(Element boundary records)

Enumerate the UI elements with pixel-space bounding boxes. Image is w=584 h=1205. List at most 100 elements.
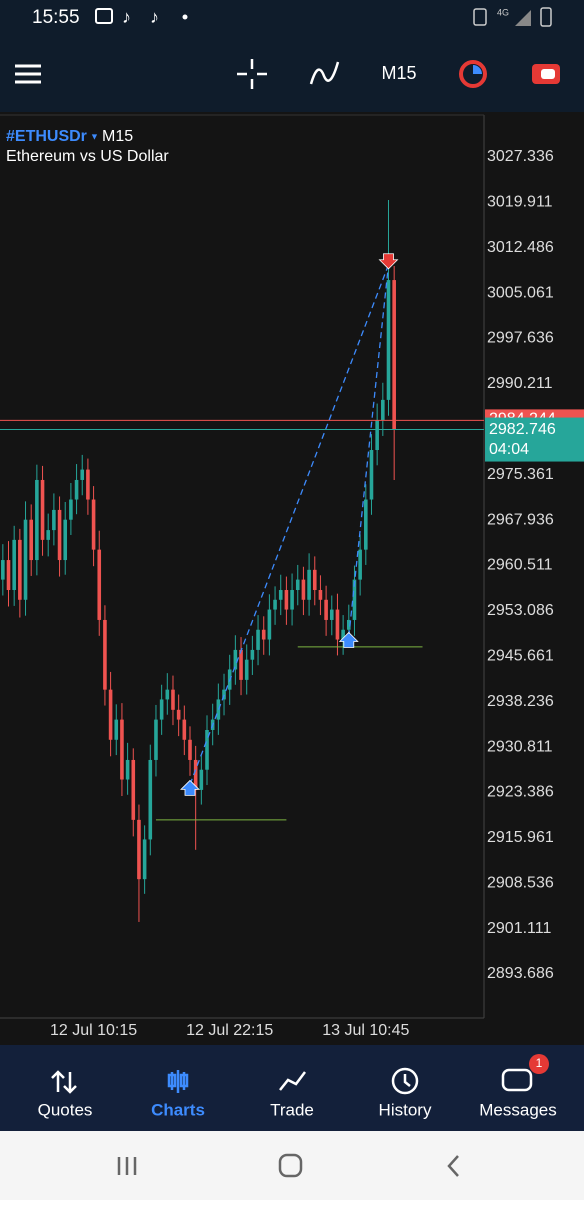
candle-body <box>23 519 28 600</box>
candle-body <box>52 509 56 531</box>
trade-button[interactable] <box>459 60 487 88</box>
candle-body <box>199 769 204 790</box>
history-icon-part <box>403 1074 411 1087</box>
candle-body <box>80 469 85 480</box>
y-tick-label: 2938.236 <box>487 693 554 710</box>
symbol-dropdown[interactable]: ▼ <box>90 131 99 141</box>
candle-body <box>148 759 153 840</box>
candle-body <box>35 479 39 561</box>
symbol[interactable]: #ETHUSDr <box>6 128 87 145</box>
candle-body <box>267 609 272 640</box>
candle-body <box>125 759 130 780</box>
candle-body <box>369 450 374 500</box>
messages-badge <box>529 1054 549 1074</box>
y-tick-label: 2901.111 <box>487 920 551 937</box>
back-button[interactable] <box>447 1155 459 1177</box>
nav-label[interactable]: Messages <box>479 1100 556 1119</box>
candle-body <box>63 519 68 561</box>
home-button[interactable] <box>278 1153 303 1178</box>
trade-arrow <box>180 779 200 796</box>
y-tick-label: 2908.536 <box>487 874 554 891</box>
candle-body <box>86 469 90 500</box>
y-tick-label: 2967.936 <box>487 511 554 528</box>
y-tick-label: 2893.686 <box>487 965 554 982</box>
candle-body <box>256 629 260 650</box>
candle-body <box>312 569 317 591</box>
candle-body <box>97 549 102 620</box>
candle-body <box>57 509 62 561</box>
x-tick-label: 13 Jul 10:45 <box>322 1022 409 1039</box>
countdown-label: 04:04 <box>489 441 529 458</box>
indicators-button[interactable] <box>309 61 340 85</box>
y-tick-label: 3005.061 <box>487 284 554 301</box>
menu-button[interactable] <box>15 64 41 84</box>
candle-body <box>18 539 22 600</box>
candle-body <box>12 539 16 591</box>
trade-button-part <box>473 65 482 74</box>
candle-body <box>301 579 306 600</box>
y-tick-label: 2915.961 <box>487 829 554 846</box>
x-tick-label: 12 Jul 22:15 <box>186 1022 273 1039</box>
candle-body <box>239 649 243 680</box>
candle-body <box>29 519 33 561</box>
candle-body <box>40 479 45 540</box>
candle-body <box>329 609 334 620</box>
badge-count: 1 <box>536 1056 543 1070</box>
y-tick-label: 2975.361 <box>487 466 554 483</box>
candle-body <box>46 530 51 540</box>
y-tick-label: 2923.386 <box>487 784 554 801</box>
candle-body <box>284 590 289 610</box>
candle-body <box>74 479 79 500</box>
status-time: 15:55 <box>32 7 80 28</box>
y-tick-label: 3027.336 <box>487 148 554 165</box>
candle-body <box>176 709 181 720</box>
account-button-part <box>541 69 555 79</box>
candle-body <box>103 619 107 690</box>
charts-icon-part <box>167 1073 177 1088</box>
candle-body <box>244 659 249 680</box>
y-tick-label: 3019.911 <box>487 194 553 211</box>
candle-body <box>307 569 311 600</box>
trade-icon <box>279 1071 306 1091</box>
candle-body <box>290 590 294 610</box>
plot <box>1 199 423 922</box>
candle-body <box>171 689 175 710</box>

» **Aim of the exercise**: Extract each line from the records that contains the string "symbol". Case counts.

» **The reply**:
symbol-dropdown[interactable]: ▼ <box>90 131 99 141</box>
symbol[interactable]: #ETHUSDr <box>6 128 87 145</box>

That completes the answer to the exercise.